Data items:
>>

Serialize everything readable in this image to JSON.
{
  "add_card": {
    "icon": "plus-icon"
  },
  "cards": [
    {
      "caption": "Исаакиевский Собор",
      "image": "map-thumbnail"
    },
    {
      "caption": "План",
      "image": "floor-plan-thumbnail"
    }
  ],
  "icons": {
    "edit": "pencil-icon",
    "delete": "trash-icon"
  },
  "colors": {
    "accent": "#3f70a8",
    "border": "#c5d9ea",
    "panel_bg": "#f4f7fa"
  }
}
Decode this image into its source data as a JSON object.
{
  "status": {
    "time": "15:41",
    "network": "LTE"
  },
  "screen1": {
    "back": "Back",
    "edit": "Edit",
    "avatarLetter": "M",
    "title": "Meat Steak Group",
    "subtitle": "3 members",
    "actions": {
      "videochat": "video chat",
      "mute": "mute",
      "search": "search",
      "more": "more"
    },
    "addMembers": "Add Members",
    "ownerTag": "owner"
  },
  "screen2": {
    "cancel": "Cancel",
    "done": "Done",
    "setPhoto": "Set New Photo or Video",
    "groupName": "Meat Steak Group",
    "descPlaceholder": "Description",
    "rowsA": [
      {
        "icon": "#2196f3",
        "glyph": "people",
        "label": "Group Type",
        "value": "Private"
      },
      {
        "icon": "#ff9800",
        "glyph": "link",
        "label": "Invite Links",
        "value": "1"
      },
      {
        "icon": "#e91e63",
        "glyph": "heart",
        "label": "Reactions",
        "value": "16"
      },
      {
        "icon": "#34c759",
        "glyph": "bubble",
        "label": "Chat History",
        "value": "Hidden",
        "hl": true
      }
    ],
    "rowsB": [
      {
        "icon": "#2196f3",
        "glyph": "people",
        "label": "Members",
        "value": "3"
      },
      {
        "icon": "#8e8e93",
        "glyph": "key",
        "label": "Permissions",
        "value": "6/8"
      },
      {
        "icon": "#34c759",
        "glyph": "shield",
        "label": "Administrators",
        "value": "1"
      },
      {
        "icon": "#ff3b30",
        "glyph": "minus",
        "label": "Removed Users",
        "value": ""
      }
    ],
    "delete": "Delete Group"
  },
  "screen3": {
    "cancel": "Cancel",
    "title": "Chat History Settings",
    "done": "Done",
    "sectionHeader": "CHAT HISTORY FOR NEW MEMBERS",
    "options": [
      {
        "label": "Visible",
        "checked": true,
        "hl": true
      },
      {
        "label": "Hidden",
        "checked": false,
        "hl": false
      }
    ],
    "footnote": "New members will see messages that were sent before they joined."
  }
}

<<

## Challenge:
Give back the data above exactly as it appears.

## Written solution:
Serialize everything readable in this image to JSON.
{
  "add_card": {
    "icon": "plus-icon"
  },
  "cards": [
    {
      "caption": "Исаакиевский Собор",
      "image": "map-thumbnail"
    },
    {
      "caption": "План",
      "image": "floor-plan-thumbnail"
    }
  ],
  "icons": {
    "edit": "pencil-icon",
    "delete": "trash-icon"
  },
  "colors": {
    "accent": "#3f70a8",
    "border": "#c5d9ea",
    "panel_bg": "#f4f7fa"
  }
}
Decode this image into its source data as a JSON object.
{
  "status": {
    "time": "15:41",
    "network": "LTE"
  },
  "screen1": {
    "back": "Back",
    "edit": "Edit",
    "avatarLetter": "M",
    "title": "Meat Steak Group",
    "subtitle": "3 members",
    "actions": {
      "videochat": "video chat",
      "mute": "mute",
      "search": "search",
      "more": "more"
    },
    "addMembers": "Add Members",
    "ownerTag": "owner"
  },
  "screen2": {
    "cancel": "Cancel",
    "done": "Done",
    "setPhoto": "Set New Photo or Video",
    "groupName": "Meat Steak Group",
    "descPlaceholder": "Description",
    "rowsA": [
      {
        "icon": "#2196f3",
        "glyph": "people",
        "label": "Group Type",
        "value": "Private"
      },
      {
        "icon": "#ff9800",
        "glyph": "link",
        "label": "Invite Links",
        "value": "1"
      },
      {
        "icon": "#e91e63",
        "glyph": "heart",
        "label": "Reactions",
        "value": "16"
      },
      {
        "icon": "#34c759",
        "glyph": "bubble",
        "label": "Chat History",
        "value": "Hidden",
        "hl": true
      }
    ],
    "rowsB": [
      {
        "icon": "#2196f3",
        "glyph": "people",
        "label": "Members",
        "value": "3"
      },
      {
        "icon": "#8e8e93",
        "glyph": "key",
        "label": "Permissions",
        "value": "6/8"
      },
      {
        "icon": "#34c759",
        "glyph": "shield",
        "label": "Administrators",
        "value": "1"
      },
      {
        "icon": "#ff3b30",
        "glyph": "minus",
        "label": "Removed Users",
        "value": ""
      }
    ],
    "delete": "Delete Group"
  },
  "screen3": {
    "cancel": "Cancel",
    "title": "Chat History Settings",
    "done": "Done",
    "sectionHeader": "CHAT HISTORY FOR NEW MEMBERS",
    "options": [
      {
        "label": "Visible",
        "checked": true,
        "hl": true
      },
      {
        "label": "Hidden",
        "checked": false,
        "hl": false
      }
    ],
    "footnote": "New members will see messages that were sent before they joined."
  }
}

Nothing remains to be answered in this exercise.